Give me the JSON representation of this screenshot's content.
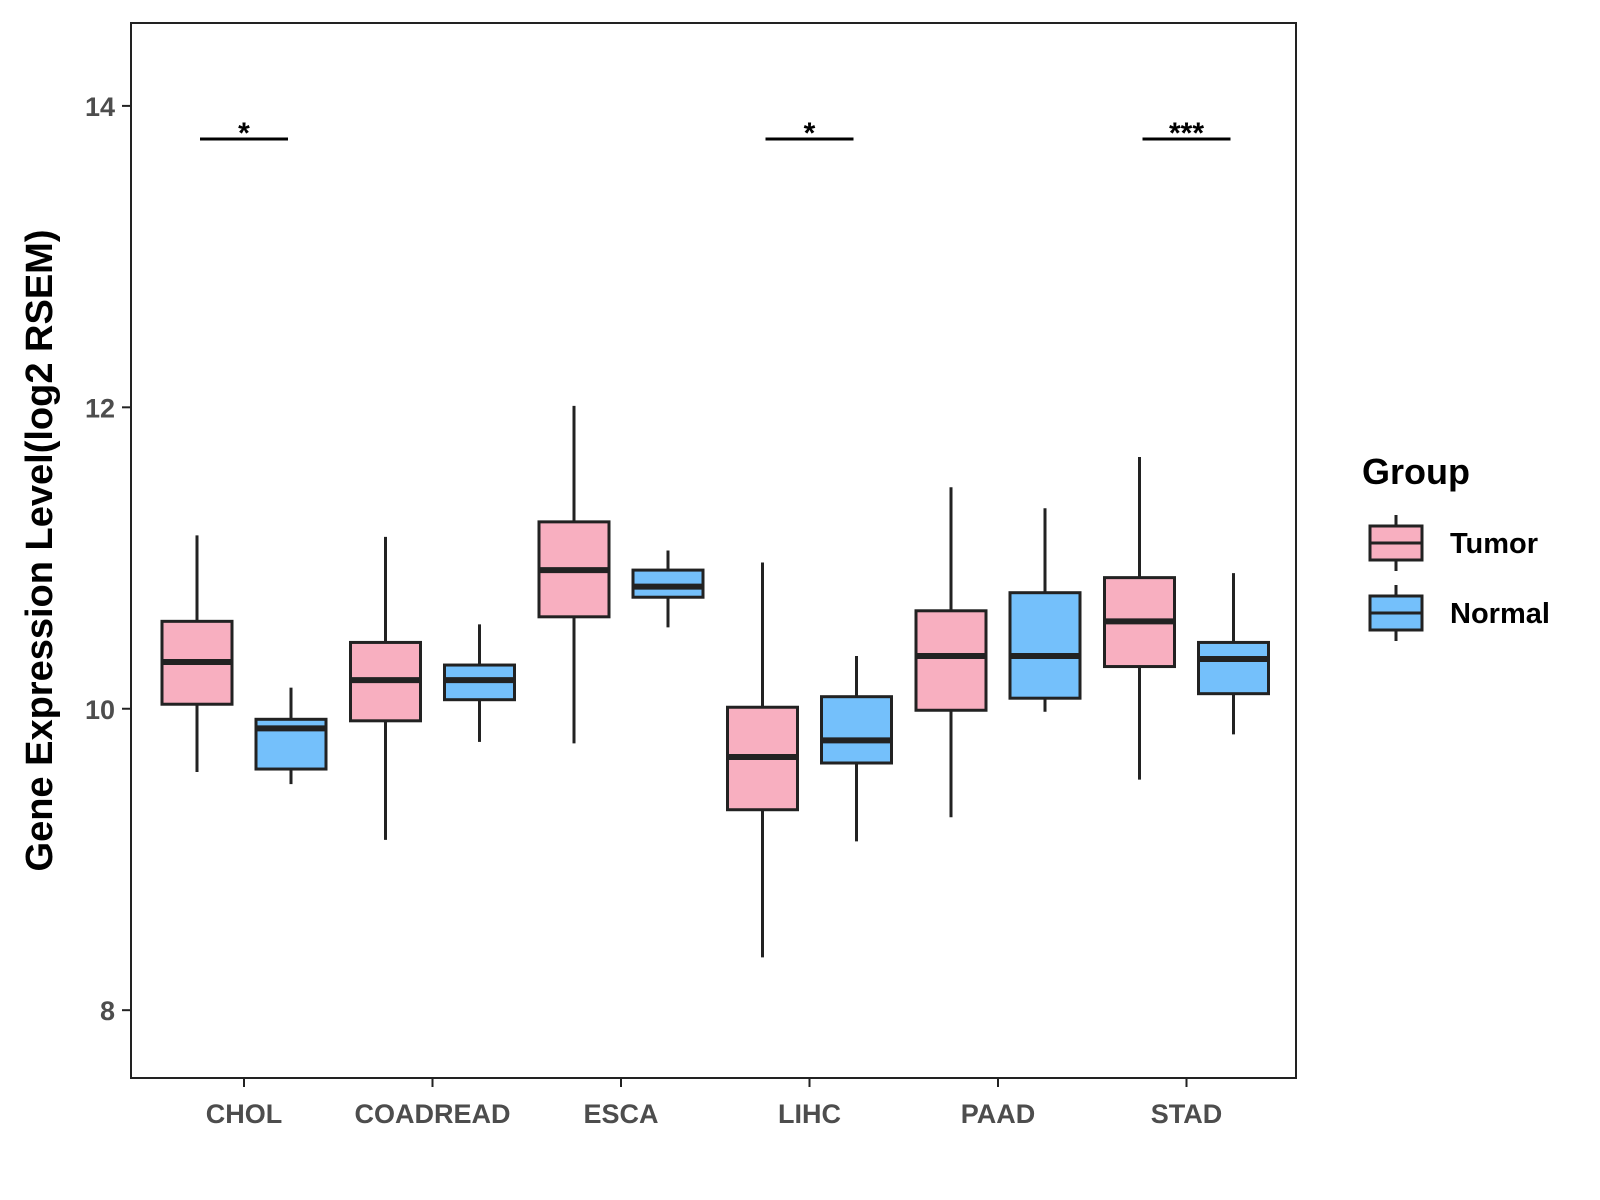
{
  "chart_data": {
    "type": "boxplot",
    "title": "",
    "xlabel": "",
    "ylabel": "Gene Expression Level(log2 RSEM)",
    "ylim": [
      7.55,
      14.55
    ],
    "yticks": [
      8,
      10,
      12,
      14
    ],
    "categories": [
      "CHOL",
      "COADREAD",
      "ESCA",
      "LIHC",
      "PAAD",
      "STAD"
    ],
    "legend": {
      "title": "Group",
      "position": "right"
    },
    "series": [
      {
        "name": "Tumor",
        "color": "#F8AFC0",
        "boxes": [
          {
            "lower_whisker": 9.58,
            "q1": 10.03,
            "median": 10.31,
            "q3": 10.58,
            "upper_whisker": 11.15
          },
          {
            "lower_whisker": 9.13,
            "q1": 9.92,
            "median": 10.19,
            "q3": 10.44,
            "upper_whisker": 11.14
          },
          {
            "lower_whisker": 9.77,
            "q1": 10.61,
            "median": 10.92,
            "q3": 11.24,
            "upper_whisker": 12.01
          },
          {
            "lower_whisker": 8.35,
            "q1": 9.33,
            "median": 9.68,
            "q3": 10.01,
            "upper_whisker": 10.97
          },
          {
            "lower_whisker": 9.28,
            "q1": 9.99,
            "median": 10.35,
            "q3": 10.65,
            "upper_whisker": 11.47
          },
          {
            "lower_whisker": 9.53,
            "q1": 10.28,
            "median": 10.58,
            "q3": 10.87,
            "upper_whisker": 11.67
          }
        ]
      },
      {
        "name": "Normal",
        "color": "#74C0FB",
        "boxes": [
          {
            "lower_whisker": 9.5,
            "q1": 9.6,
            "median": 9.87,
            "q3": 9.93,
            "upper_whisker": 10.14
          },
          {
            "lower_whisker": 9.78,
            "q1": 10.06,
            "median": 10.19,
            "q3": 10.29,
            "upper_whisker": 10.56
          },
          {
            "lower_whisker": 10.54,
            "q1": 10.74,
            "median": 10.81,
            "q3": 10.92,
            "upper_whisker": 11.05
          },
          {
            "lower_whisker": 9.12,
            "q1": 9.64,
            "median": 9.79,
            "q3": 10.08,
            "upper_whisker": 10.35
          },
          {
            "lower_whisker": 9.98,
            "q1": 10.07,
            "median": 10.35,
            "q3": 10.77,
            "upper_whisker": 11.33
          },
          {
            "lower_whisker": 9.83,
            "q1": 10.1,
            "median": 10.33,
            "q3": 10.44,
            "upper_whisker": 10.9
          }
        ]
      }
    ],
    "significance": [
      {
        "category": "CHOL",
        "label": "*",
        "y": 13.78
      },
      {
        "category": "LIHC",
        "label": "*",
        "y": 13.78
      },
      {
        "category": "STAD",
        "label": "***",
        "y": 13.78
      }
    ]
  }
}
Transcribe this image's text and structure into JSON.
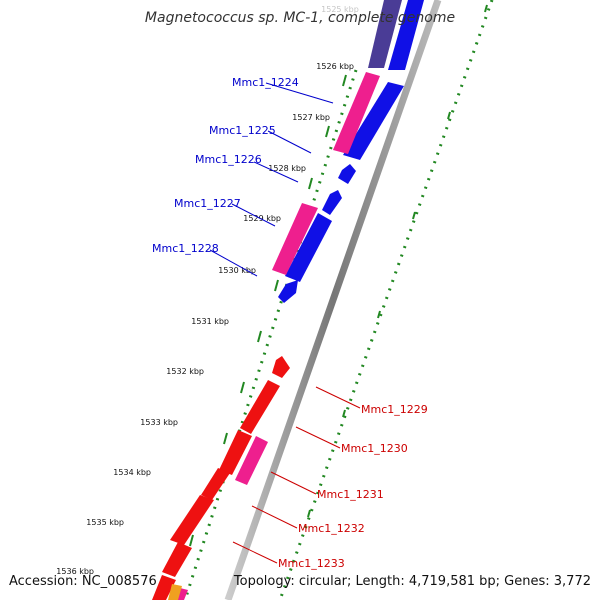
{
  "title": "Magnetococcus sp. MC-1, complete genome",
  "footer": {
    "accession": "Accession: NC_008576",
    "info": "Topology: circular; Length: 4,719,581 bp; Genes: 3,772"
  },
  "colors": {
    "forward_cds": "#1010e6",
    "reverse_cds": "#ee1111",
    "pink_feature": "#ee1f8e",
    "upper_label": "#0000cc",
    "lower_label": "#cc0000",
    "ruler_green": "#228822",
    "backbone": "#888888"
  },
  "ruler_ticks": [
    "1526 kbp",
    "1527 kbp",
    "1528 kbp",
    "1529 kbp",
    "1530 kbp",
    "1531 kbp",
    "1532 kbp",
    "1533 kbp",
    "1534 kbp",
    "1535 kbp",
    "1536 kbp"
  ],
  "top_faded_tick": "1525 kbp",
  "upper_labels": [
    "Mmc1_1224",
    "Mmc1_1225",
    "Mmc1_1226",
    "Mmc1_1227",
    "Mmc1_1228"
  ],
  "lower_labels": [
    "Mmc1_1229",
    "Mmc1_1230",
    "Mmc1_1231",
    "Mmc1_1232",
    "Mmc1_1233"
  ]
}
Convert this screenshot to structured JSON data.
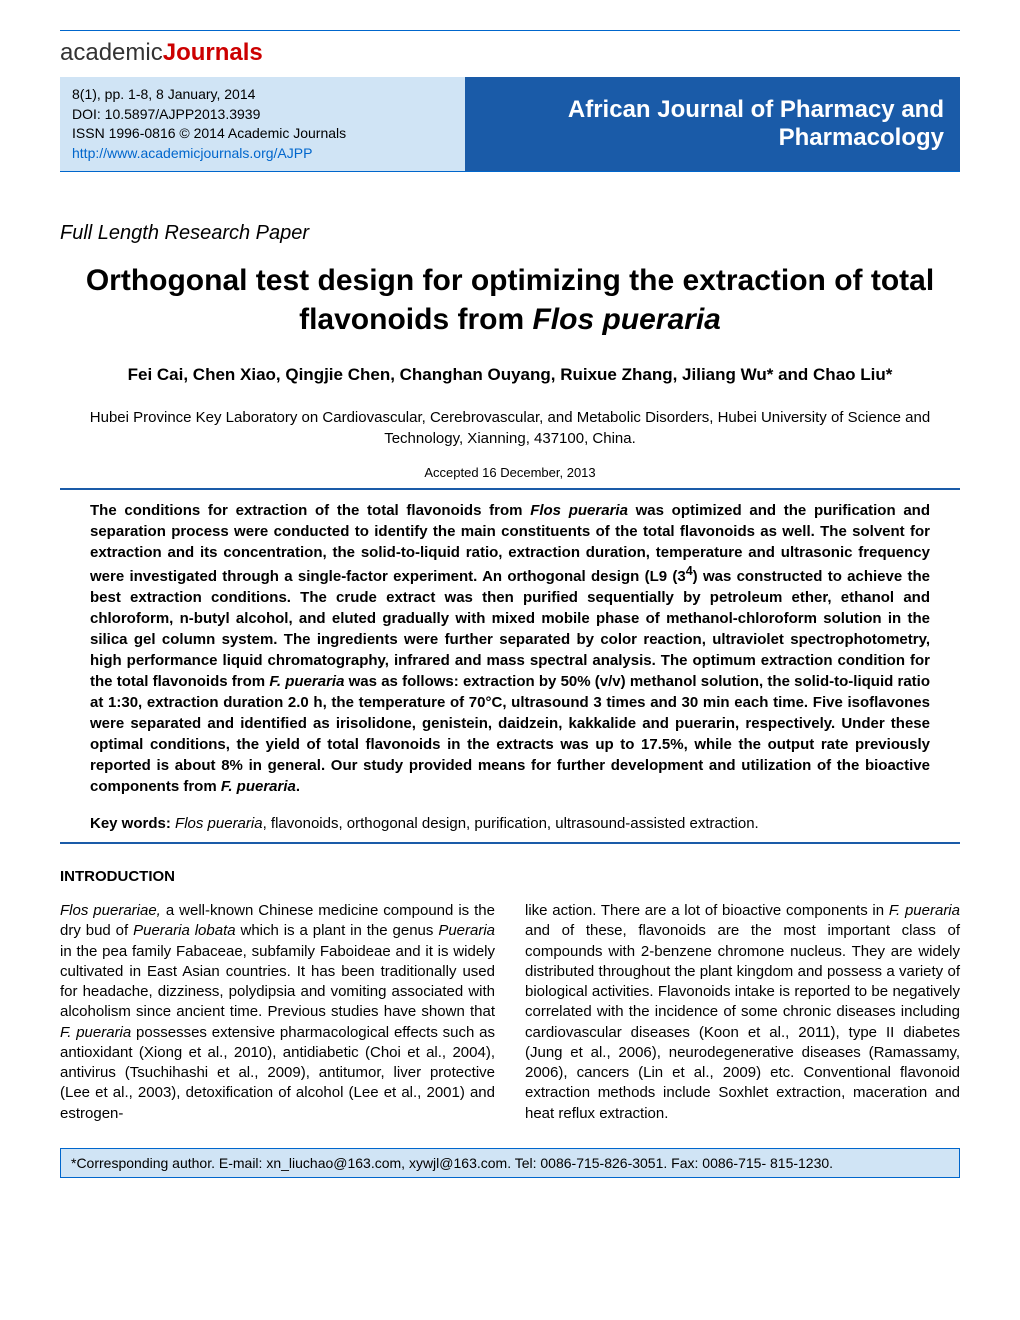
{
  "logo": {
    "part1": "academic",
    "part2": "Journals"
  },
  "citation": {
    "line1": "8(1), pp. 1-8, 8 January, 2014",
    "line2": "DOI: 10.5897/AJPP2013.3939",
    "line3": "ISSN 1996-0816 © 2014 Academic Journals",
    "line4": "http://www.academicjournals.org/AJPP"
  },
  "journal_name": "African Journal of Pharmacy and Pharmacology",
  "paper_type": "Full Length Research Paper",
  "title_pre": "Orthogonal test design for optimizing the extraction of total flavonoids from ",
  "title_species": "Flos pueraria",
  "authors": "Fei Cai, Chen Xiao, Qingjie Chen, Changhan Ouyang, Ruixue Zhang, Jiliang Wu* and Chao Liu*",
  "affiliation": "Hubei Province Key Laboratory on Cardiovascular, Cerebrovascular, and Metabolic Disorders, Hubei University of Science and Technology, Xianning, 437100, China.",
  "accepted": "Accepted 16 December, 2013",
  "abstract": {
    "p1a": "The conditions for extraction of the total flavonoids from ",
    "p1b": "Flos pueraria",
    "p1c": " was optimized and the purification and separation process were conducted to identify the main constituents of the total flavonoids as well. The solvent for extraction and its concentration, the solid-to-liquid ratio, extraction duration, temperature and ultrasonic frequency were investigated through a single-factor experiment. An orthogonal design (L9 (3",
    "p1d": "4",
    "p1e": ") was constructed to achieve the best extraction conditions. The crude extract was then purified sequentially by petroleum ether, ethanol and chloroform, n-butyl alcohol, and eluted gradually with mixed mobile phase of methanol-chloroform solution in the silica gel column system. The ingredients were further separated by color reaction, ultraviolet spectrophotometry, high performance liquid chromatography, infrared and mass spectral analysis. The optimum extraction condition for the total flavonoids from ",
    "p1f": "F. pueraria",
    "p1g": " was as follows: extraction  by 50% (v/v) methanol solution, the solid-to-liquid ratio at 1:30, extraction duration 2.0 h, the temperature of 70°C, ultrasound 3 times and 30 min each time. Five isoflavones were separated and identified as irisolidone, genistein, daidzein, kakkalide and puerarin, respectively. Under these optimal conditions, the yield of total flavonoids in the extracts was up to 17.5%, while the output rate previously reported is about 8% in general. Our study provided means for further development and utilization of the bioactive components from ",
    "p1h": "F. pueraria",
    "p1i": "."
  },
  "keywords": {
    "label": "Key words: ",
    "species": "Flos pueraria",
    "rest": ", flavonoids, orthogonal design, purification, ultrasound-assisted extraction."
  },
  "intro_heading": "INTRODUCTION",
  "intro": {
    "col1_a": "Flos puerariae,",
    "col1_b": " a well-known Chinese medicine compound is the dry bud of ",
    "col1_c": "Pueraria lobata",
    "col1_d": " which is a plant in the genus ",
    "col1_e": "Pueraria",
    "col1_f": " in the pea family Fabaceae, subfamily Faboideae and it is widely cultivated in East Asian countries. It has been traditionally used for headache, dizziness, polydipsia and vomiting associated with alcoholism since ancient time. Previous studies have shown that ",
    "col1_g": "F. pueraria",
    "col1_h": " possesses extensive pharmacological effects such as antioxidant (Xiong et al., 2010), antidiabetic (Choi et al., 2004), antivirus (Tsuchihashi et al., 2009), antitumor, liver protective (Lee et al., 2003), detoxification of alcohol (Lee et al., 2001) and estrogen-",
    "col2_a": "like action. There are a lot of bioactive components in ",
    "col2_b": "F. pueraria",
    "col2_c": " and of these, flavonoids are the most important class of compounds with 2-benzene chromone nucleus. They are widely distributed throughout the plant kingdom and possess a variety of biological activities. Flavonoids intake is reported to be negatively correlated with the incidence of some chronic diseases including cardiovascular diseases (Koon et al., 2011), type II diabetes (Jung et al., 2006), neurodegenerative diseases (Ramassamy, 2006), cancers (Lin et al., 2009) etc. Conventional flavonoid extraction methods include Soxhlet extraction, maceration and heat reflux extraction."
  },
  "footer": "*Corresponding author. E-mail: xn_liuchao@163.com, xywjl@163.com. Tel: 0086-715-826-3051. Fax: 0086-715- 815-1230.",
  "colors": {
    "rule": "#0066cc",
    "header_left_bg": "#d0e4f5",
    "header_right_bg": "#1a5ba8",
    "link": "#0066cc"
  }
}
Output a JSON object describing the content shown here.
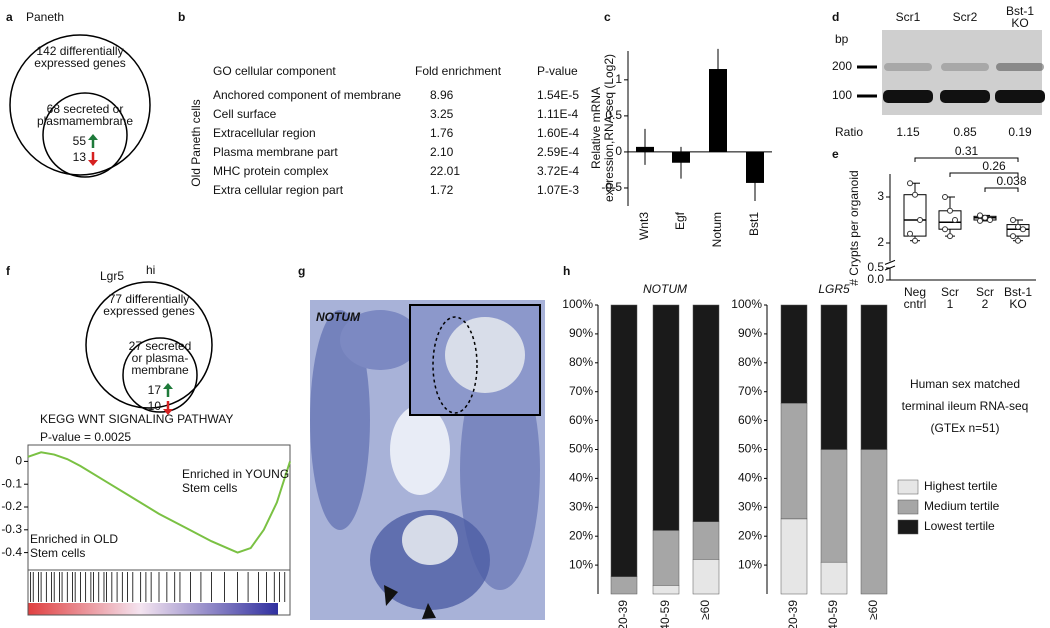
{
  "panel_labels": [
    "a",
    "b",
    "c",
    "d",
    "e",
    "f",
    "g",
    "h"
  ],
  "venn_a": {
    "title": "Paneth",
    "outer": [
      "142 differentially",
      "expressed genes"
    ],
    "inner": [
      "68 secreted or",
      "plasmamembrane"
    ],
    "up": 55,
    "down": 13
  },
  "table_b": {
    "row_label": "Old Paneth cells",
    "header": [
      "GO cellular component",
      "Fold enrichment",
      "P-value"
    ],
    "rows": [
      [
        "Anchored component of membrane",
        "8.96",
        "1.54E-5"
      ],
      [
        "Cell surface",
        "3.25",
        "1.11E-4"
      ],
      [
        "Extracellular region",
        "1.76",
        "1.60E-4"
      ],
      [
        "Plasma membrane part",
        "2.10",
        "2.59E-4"
      ],
      [
        "MHC protein complex",
        "22.01",
        "3.72E-4"
      ],
      [
        "Extra cellular region part",
        "1.72",
        "1.07E-3"
      ]
    ]
  },
  "gel_d": {
    "lanes": [
      [
        "Scr1"
      ],
      [
        "Scr2"
      ],
      [
        "Bst-1",
        "KO"
      ]
    ],
    "size_label": "bp",
    "markers": [
      200,
      100
    ],
    "ratio_label": "Ratio",
    "ratios": [
      1.15,
      0.85,
      0.19
    ]
  },
  "venn_f": {
    "title": "Lgr5",
    "title_sup": "hi",
    "outer": [
      "77 differentially",
      "expressed genes"
    ],
    "inner": [
      "27 secreted",
      "or plasma-",
      "membrane"
    ],
    "up": 17,
    "down": 10
  },
  "image_g": {
    "label": "NOTUM"
  },
  "h_note": [
    "Human sex matched",
    "terminal ileum RNA-seq",
    "(GTEx n=51)"
  ],
  "chart_data": [
    {
      "type": "bar",
      "ylabel": [
        "Relative mRNA",
        "expression,RNA-seq (Log2)"
      ],
      "categories": [
        "Wnt3",
        "Egf",
        "Notum",
        "Bst1"
      ],
      "values": [
        0.07,
        -0.15,
        1.15,
        -0.43
      ],
      "errors": [
        0.25,
        0.22,
        0.28,
        0.25
      ],
      "color": "#000000",
      "ylim": [
        -0.75,
        1.4
      ],
      "yticks": [
        -0.5,
        0,
        0.5,
        1
      ]
    },
    {
      "type": "box",
      "ylabel": "# Crypts per organoid",
      "categories": [
        [
          "Neg",
          "cntrl"
        ],
        [
          "Scr",
          "1"
        ],
        [
          "Scr",
          "2"
        ],
        [
          "Bst-1",
          "KO"
        ]
      ],
      "boxes": [
        {
          "min": 2.05,
          "q1": 2.15,
          "median": 2.5,
          "q3": 3.05,
          "max": 3.3
        },
        {
          "min": 2.15,
          "q1": 2.3,
          "median": 2.45,
          "q3": 2.7,
          "max": 3.0
        },
        {
          "min": 2.48,
          "q1": 2.5,
          "median": 2.55,
          "q3": 2.58,
          "max": 2.6
        },
        {
          "min": 2.05,
          "q1": 2.15,
          "median": 2.3,
          "q3": 2.4,
          "max": 2.5
        }
      ],
      "points": [
        [
          3.3,
          3.05,
          2.5,
          2.2,
          2.05
        ],
        [
          3.0,
          2.7,
          2.5,
          2.3,
          2.15
        ],
        [
          2.6,
          2.55,
          2.5,
          2.48
        ],
        [
          2.5,
          2.35,
          2.3,
          2.15,
          2.05
        ]
      ],
      "ylim": [
        0,
        3.5
      ],
      "axis_break": [
        0.5,
        1.6
      ],
      "yticks": [
        {
          "value": 0,
          "label": "0.0"
        },
        0.5,
        2,
        3
      ],
      "comparisons": [
        {
          "pair": [
            0,
            3
          ],
          "p": 0.31
        },
        {
          "pair": [
            1,
            3
          ],
          "p": 0.26
        },
        {
          "pair": [
            2,
            3
          ],
          "p": 0.038
        }
      ]
    },
    {
      "type": "line",
      "title": "KEGG WNT SIGNALING PATHWAY",
      "subtitle": "P-value = 0.0025",
      "x": [
        0,
        5,
        10,
        15,
        20,
        30,
        40,
        50,
        60,
        70,
        78,
        80,
        85,
        90,
        95,
        100
      ],
      "values": [
        0.02,
        0.04,
        0.03,
        0.01,
        -0.02,
        -0.09,
        -0.16,
        -0.23,
        -0.29,
        -0.35,
        -0.39,
        -0.4,
        -0.38,
        -0.3,
        -0.18,
        0
      ],
      "color": "#7ac143",
      "xlim": [
        0,
        100
      ],
      "ylim": [
        -0.45,
        0.05
      ],
      "yticks": [
        0,
        -0.1,
        -0.2,
        -0.3,
        -0.4
      ],
      "annotations": [
        {
          "text": [
            "Enriched in YOUNG",
            "Stem cells"
          ]
        },
        {
          "text": [
            "Enriched in OLD",
            "Stem cells"
          ]
        }
      ],
      "hits": [
        1,
        2,
        4,
        5,
        7,
        9,
        10,
        12,
        13,
        15,
        17,
        18,
        20,
        22,
        24,
        25,
        27,
        29,
        30,
        32,
        34,
        36,
        38,
        40,
        43,
        45,
        47,
        50,
        53,
        56,
        58,
        62,
        66,
        70,
        75,
        80,
        84,
        88,
        91,
        94,
        96,
        98
      ]
    },
    {
      "type": "stacked_bar",
      "facets": [
        "NOTUM",
        "LGR5"
      ],
      "categories": [
        "20-39",
        "40-59",
        "≥60"
      ],
      "series": [
        {
          "name": "Highest tertile",
          "color": "#e6e6e6",
          "values": [
            [
              0,
              3,
              12
            ],
            [
              26,
              11,
              0
            ]
          ]
        },
        {
          "name": "Medium tertile",
          "color": "#a6a6a6",
          "values": [
            [
              6,
              19,
              13
            ],
            [
              40,
              39,
              50
            ]
          ]
        },
        {
          "name": "Lowest tertile",
          "color": "#1a1a1a",
          "values": [
            [
              94,
              78,
              75
            ],
            [
              34,
              50,
              50
            ]
          ]
        }
      ],
      "ylim": [
        0,
        100
      ],
      "yticks": [
        {
          "value": 10,
          "label": "10%"
        },
        {
          "value": 20,
          "label": "20%"
        },
        {
          "value": 30,
          "label": "30%"
        },
        {
          "value": 40,
          "label": "40%"
        },
        {
          "value": 50,
          "label": "50%"
        },
        {
          "value": 60,
          "label": "60%"
        },
        {
          "value": 70,
          "label": "70%"
        },
        {
          "value": 80,
          "label": "80%"
        },
        {
          "value": 90,
          "label": "90%"
        },
        {
          "value": 100,
          "label": "100%"
        }
      ]
    }
  ]
}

----------

** Work order **
Select and copy each line from the data that includes the word "components".

** Response for this exercise **
    "p1g": " was as follows: extraction  by 50% (v/v) methanol solution, the solid-to-liquid ratio at 1:30, extraction duration 2.0 h, the temperature of 70°C, ultrasound 3 times and 30 min each time. Five isoflavones were separated and identified as irisolidone, genistein, daidzein, kakkalide and puerarin, respectively. Under these optimal conditions, the yield of total flavonoids in the extracts was up to 17.5%, while the output rate previously reported is about 8% in general. Our study provided means for further development and utilization of the bioactive components from ",
    "col2_a": "like action. There are a lot of bioactive components in ",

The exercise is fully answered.